Stored entries:
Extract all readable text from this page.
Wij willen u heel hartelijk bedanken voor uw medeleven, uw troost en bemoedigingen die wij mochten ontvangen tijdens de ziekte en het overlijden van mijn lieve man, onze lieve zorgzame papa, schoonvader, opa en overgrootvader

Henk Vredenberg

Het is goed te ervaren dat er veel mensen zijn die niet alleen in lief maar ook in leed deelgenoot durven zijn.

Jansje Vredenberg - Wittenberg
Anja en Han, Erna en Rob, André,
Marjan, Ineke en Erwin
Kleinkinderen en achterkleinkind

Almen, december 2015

Given problem: Faithfully transcribe the whole of the data.

Full solution:
Extract all readable text from this page.
Wij willen u heel hartelijk bedanken voor uw medeleven, uw troost en bemoedigingen die wij mochten ontvangen tijdens de ziekte en het overlijden van mijn lieve man, onze lieve zorgzame papa, schoonvader, opa en overgrootvader

Henk Vredenberg

Het is goed te ervaren dat er veel mensen zijn die niet alleen in lief maar ook in leed deelgenoot durven zijn.

Jansje Vredenberg - Wittenberg
Anja en Han, Erna en Rob, André,
Marjan, Ineke en Erwin
Kleinkinderen en achterkleinkind

Almen, december 2015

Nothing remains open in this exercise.